_Exercise materials_:
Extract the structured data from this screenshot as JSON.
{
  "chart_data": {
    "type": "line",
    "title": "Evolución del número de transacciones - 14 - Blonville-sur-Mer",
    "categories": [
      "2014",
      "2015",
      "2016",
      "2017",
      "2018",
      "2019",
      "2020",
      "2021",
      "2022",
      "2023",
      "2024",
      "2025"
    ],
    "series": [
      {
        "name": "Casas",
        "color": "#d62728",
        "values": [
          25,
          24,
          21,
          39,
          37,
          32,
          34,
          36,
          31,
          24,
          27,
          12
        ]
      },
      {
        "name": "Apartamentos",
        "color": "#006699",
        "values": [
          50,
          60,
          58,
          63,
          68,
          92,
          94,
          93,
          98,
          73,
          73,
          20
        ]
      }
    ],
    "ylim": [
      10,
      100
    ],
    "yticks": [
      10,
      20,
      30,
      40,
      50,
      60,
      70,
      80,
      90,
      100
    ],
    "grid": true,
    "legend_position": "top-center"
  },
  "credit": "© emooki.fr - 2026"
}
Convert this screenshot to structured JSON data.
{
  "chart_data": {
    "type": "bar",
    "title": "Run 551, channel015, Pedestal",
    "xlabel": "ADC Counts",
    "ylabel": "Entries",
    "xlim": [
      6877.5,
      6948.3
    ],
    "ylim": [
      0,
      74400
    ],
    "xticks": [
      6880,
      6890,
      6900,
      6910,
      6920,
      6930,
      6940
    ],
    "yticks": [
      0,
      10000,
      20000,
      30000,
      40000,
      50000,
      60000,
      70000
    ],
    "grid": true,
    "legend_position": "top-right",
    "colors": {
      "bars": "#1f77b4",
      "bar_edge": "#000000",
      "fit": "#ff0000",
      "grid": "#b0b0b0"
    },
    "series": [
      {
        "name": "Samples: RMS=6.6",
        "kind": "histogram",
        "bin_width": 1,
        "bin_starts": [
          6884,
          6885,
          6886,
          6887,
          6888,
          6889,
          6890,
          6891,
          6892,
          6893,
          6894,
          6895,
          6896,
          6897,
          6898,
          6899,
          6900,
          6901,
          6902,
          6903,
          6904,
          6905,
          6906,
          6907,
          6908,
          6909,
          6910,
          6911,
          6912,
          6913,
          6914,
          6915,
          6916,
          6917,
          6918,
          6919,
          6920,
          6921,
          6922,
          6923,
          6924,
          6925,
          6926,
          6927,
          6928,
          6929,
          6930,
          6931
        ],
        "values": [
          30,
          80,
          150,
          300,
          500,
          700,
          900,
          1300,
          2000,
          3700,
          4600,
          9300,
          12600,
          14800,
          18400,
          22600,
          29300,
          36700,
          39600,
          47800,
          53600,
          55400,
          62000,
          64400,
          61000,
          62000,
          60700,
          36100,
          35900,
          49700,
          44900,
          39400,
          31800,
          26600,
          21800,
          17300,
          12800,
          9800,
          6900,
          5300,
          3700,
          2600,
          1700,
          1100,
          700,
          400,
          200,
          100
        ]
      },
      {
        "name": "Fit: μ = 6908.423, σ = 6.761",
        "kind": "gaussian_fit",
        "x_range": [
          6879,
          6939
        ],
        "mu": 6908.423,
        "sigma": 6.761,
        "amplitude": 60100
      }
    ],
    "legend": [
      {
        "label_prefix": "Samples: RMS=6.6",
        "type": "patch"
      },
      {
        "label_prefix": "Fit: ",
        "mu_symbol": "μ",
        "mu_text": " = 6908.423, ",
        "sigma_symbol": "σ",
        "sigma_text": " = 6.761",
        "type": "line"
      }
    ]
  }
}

_The task_: Extract the complete data, matching each line exactly.

_The response_:
Extract the structured data from this screenshot as JSON.
{
  "chart_data": {
    "type": "line",
    "title": "Evolución del número de transacciones - 14 - Blonville-sur-Mer",
    "categories": [
      "2014",
      "2015",
      "2016",
      "2017",
      "2018",
      "2019",
      "2020",
      "2021",
      "2022",
      "2023",
      "2024",
      "2025"
    ],
    "series": [
      {
        "name": "Casas",
        "color": "#d62728",
        "values": [
          25,
          24,
          21,
          39,
          37,
          32,
          34,
          36,
          31,
          24,
          27,
          12
        ]
      },
      {
        "name": "Apartamentos",
        "color": "#006699",
        "values": [
          50,
          60,
          58,
          63,
          68,
          92,
          94,
          93,
          98,
          73,
          73,
          20
        ]
      }
    ],
    "ylim": [
      10,
      100
    ],
    "yticks": [
      10,
      20,
      30,
      40,
      50,
      60,
      70,
      80,
      90,
      100
    ],
    "grid": true,
    "legend_position": "top-center"
  },
  "credit": "© emooki.fr - 2026"
}
Convert this screenshot to structured JSON data.
{
  "chart_data": {
    "type": "bar",
    "title": "Run 551, channel015, Pedestal",
    "xlabel": "ADC Counts",
    "ylabel": "Entries",
    "xlim": [
      6877.5,
      6948.3
    ],
    "ylim": [
      0,
      74400
    ],
    "xticks": [
      6880,
      6890,
      6900,
      6910,
      6920,
      6930,
      6940
    ],
    "yticks": [
      0,
      10000,
      20000,
      30000,
      40000,
      50000,
      60000,
      70000
    ],
    "grid": true,
    "legend_position": "top-right",
    "colors": {
      "bars": "#1f77b4",
      "bar_edge": "#000000",
      "fit": "#ff0000",
      "grid": "#b0b0b0"
    },
    "series": [
      {
        "name": "Samples: RMS=6.6",
        "kind": "histogram",
        "bin_width": 1,
        "bin_starts": [
          6884,
          6885,
          6886,
          6887,
          6888,
          6889,
          6890,
          6891,
          6892,
          6893,
          6894,
          6895,
          6896,
          6897,
          6898,
          6899,
          6900,
          6901,
          6902,
          6903,
          6904,
          6905,
          6906,
          6907,
          6908,
          6909,
          6910,
          6911,
          6912,
          6913,
          6914,
          6915,
          6916,
          6917,
          6918,
          6919,
          6920,
          6921,
          6922,
          6923,
          6924,
          6925,
          6926,
          6927,
          6928,
          6929,
          6930,
          6931
        ],
        "values": [
          30,
          80,
          150,
          300,
          500,
          700,
          900,
          1300,
          2000,
          3700,
          4600,
          9300,
          12600,
          14800,
          18400,
          22600,
          29300,
          36700,
          39600,
          47800,
          53600,
          55400,
          62000,
          64400,
          61000,
          62000,
          60700,
          36100,
          35900,
          49700,
          44900,
          39400,
          31800,
          26600,
          21800,
          17300,
          12800,
          9800,
          6900,
          5300,
          3700,
          2600,
          1700,
          1100,
          700,
          400,
          200,
          100
        ]
      },
      {
        "name": "Fit: μ = 6908.423, σ = 6.761",
        "kind": "gaussian_fit",
        "x_range": [
          6879,
          6939
        ],
        "mu": 6908.423,
        "sigma": 6.761,
        "amplitude": 60100
      }
    ],
    "legend": [
      {
        "label_prefix": "Samples: RMS=6.6",
        "type": "patch"
      },
      {
        "label_prefix": "Fit: ",
        "mu_symbol": "μ",
        "mu_text": " = 6908.423, ",
        "sigma_symbol": "σ",
        "sigma_text": " = 6.761",
        "type": "line"
      }
    ]
  }
}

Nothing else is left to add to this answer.